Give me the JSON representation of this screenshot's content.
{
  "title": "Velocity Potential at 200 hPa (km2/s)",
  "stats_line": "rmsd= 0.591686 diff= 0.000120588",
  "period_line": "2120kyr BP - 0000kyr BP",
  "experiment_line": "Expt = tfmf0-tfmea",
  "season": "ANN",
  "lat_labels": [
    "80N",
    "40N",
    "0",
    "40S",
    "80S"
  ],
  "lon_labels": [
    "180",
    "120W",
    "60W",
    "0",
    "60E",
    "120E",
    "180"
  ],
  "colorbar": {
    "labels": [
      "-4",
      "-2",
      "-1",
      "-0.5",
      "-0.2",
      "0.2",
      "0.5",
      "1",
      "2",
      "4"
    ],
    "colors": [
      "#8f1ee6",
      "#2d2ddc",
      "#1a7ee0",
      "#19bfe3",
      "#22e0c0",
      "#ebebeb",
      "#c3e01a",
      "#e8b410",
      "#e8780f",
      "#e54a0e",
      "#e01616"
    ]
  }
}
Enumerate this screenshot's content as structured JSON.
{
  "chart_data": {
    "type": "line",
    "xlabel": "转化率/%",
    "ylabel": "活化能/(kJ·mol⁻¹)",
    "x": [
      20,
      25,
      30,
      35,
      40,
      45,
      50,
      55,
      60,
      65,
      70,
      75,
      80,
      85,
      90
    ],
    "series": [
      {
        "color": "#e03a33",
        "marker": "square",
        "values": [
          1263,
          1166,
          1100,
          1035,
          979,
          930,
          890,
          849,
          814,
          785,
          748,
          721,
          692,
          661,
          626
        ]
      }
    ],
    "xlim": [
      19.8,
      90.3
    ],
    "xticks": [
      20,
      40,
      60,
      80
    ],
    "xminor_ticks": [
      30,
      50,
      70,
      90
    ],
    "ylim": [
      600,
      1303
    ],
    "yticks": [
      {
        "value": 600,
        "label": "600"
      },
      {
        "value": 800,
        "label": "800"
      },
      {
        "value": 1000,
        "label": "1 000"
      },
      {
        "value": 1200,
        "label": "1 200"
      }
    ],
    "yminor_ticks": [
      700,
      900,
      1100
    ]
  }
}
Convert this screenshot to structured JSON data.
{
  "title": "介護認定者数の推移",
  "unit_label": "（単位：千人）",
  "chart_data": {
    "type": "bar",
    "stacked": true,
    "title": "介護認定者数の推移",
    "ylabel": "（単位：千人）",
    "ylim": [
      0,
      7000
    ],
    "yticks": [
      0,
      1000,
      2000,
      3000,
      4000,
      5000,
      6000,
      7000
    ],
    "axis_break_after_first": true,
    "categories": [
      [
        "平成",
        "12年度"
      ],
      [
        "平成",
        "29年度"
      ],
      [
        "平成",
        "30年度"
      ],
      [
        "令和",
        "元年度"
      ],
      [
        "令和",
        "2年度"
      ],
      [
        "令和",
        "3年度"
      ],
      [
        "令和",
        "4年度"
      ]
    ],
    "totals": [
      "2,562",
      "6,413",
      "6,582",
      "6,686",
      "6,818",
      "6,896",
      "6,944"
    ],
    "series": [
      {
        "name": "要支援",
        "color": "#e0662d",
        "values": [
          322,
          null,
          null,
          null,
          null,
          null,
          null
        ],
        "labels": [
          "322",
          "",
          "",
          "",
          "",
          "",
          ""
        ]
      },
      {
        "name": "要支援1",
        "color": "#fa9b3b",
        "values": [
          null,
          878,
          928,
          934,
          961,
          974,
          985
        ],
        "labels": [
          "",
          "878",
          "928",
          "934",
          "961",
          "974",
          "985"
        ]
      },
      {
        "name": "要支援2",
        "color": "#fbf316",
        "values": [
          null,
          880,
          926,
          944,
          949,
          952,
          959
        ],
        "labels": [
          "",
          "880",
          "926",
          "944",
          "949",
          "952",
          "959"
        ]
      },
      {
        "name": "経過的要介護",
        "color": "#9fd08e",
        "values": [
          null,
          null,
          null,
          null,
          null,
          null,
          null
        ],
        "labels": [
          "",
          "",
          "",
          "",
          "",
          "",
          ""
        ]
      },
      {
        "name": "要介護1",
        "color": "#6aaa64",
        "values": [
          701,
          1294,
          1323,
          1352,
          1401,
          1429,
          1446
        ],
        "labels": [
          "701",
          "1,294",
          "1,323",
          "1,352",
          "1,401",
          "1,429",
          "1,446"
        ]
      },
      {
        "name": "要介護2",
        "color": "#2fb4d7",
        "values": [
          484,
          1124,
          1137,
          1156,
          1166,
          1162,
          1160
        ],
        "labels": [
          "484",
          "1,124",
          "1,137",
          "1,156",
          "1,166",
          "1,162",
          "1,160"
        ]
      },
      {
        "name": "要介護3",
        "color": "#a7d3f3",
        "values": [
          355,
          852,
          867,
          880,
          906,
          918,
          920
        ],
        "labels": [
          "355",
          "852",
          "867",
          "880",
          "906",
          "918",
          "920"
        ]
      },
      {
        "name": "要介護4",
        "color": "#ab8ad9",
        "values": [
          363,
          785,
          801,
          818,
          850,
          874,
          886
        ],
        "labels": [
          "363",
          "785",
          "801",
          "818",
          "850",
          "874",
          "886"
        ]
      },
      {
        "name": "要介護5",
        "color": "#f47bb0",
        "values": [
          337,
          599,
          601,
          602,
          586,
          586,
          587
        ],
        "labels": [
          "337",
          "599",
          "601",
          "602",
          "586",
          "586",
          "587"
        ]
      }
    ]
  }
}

- _Problem description_:
Count the lines in the material above where the string "JSON" appears, then state only that count.

- _Response to the exercise_:
3